[start]
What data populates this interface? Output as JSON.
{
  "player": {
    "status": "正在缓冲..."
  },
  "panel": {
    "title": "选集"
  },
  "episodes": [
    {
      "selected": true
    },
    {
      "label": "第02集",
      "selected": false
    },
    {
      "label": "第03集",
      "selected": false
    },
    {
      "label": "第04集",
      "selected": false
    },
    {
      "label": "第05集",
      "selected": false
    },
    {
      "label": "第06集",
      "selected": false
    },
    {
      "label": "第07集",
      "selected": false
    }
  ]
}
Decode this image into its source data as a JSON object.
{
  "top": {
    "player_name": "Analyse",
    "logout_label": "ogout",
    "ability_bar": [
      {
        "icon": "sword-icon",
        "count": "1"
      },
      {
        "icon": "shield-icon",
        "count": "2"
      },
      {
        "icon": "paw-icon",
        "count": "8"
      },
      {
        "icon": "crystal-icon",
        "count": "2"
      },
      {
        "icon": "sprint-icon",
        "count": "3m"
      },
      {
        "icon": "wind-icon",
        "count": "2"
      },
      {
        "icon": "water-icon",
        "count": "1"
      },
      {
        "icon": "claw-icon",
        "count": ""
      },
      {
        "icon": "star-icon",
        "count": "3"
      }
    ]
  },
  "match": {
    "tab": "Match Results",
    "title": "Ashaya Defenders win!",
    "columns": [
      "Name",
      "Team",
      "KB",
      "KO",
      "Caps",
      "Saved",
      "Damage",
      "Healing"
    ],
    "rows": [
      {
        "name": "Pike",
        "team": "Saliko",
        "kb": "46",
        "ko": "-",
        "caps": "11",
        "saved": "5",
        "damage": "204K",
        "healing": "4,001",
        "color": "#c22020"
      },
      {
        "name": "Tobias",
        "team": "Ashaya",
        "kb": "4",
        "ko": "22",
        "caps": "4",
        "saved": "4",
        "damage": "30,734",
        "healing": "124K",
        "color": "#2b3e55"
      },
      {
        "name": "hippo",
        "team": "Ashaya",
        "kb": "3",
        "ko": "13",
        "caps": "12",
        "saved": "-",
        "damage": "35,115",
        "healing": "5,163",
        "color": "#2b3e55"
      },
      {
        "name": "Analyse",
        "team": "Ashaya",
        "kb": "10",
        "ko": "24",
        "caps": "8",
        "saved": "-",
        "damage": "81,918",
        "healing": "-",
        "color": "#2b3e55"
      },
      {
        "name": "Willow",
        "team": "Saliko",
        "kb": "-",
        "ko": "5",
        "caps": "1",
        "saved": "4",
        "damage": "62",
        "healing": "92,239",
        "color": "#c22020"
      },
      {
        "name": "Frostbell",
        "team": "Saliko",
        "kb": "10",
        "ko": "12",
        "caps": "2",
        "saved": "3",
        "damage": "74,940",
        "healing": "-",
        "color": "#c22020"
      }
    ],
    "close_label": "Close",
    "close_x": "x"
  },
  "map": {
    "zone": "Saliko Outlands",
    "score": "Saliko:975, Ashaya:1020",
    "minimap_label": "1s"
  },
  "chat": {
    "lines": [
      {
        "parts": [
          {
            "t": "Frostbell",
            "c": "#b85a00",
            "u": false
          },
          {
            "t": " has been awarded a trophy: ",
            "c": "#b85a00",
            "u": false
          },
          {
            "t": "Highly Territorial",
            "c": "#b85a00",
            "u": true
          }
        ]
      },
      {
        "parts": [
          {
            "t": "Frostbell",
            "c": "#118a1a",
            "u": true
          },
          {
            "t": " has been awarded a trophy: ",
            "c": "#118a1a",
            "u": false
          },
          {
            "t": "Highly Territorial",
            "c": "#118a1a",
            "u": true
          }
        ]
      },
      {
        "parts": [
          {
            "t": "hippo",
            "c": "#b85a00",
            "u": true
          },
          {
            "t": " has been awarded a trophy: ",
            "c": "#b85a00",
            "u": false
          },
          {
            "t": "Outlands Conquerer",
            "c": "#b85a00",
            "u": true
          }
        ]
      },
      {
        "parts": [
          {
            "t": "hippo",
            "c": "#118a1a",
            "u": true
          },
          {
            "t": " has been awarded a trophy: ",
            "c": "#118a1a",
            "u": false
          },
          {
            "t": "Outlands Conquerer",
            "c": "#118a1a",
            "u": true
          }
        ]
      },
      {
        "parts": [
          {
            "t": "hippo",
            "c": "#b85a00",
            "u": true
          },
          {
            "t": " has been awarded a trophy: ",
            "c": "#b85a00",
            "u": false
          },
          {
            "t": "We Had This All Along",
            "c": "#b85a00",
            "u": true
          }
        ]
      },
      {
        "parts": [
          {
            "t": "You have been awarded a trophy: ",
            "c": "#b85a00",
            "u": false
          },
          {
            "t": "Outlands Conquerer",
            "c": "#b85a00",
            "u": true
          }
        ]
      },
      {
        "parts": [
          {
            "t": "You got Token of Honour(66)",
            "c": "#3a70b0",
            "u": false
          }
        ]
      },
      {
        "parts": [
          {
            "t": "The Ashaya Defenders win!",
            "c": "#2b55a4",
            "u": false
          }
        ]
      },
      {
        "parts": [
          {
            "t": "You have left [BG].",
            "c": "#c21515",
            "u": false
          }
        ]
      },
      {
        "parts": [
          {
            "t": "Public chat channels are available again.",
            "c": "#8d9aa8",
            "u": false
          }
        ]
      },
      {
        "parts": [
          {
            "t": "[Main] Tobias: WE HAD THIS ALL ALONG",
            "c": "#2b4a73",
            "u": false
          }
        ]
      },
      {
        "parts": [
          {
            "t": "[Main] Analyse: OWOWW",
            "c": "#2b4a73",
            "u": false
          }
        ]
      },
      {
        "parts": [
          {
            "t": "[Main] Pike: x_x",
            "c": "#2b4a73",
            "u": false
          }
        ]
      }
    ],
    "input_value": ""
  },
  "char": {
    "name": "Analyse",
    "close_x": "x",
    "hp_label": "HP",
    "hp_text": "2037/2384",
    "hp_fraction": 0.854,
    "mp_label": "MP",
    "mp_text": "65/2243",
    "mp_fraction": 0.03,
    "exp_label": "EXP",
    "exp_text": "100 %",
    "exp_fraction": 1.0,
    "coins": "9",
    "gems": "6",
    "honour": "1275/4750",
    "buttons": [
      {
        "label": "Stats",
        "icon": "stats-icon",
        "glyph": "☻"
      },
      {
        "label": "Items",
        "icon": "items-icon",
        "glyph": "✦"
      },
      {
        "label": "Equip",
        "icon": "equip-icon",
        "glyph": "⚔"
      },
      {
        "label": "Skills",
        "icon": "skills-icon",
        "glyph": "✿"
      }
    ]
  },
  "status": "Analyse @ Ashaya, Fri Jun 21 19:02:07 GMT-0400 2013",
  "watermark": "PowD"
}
[end]
Write down every line of the data above that includes the string "Defenders".

    "title": "Ashaya Defenders win!",
            "t": "The Ashaya Defenders win!",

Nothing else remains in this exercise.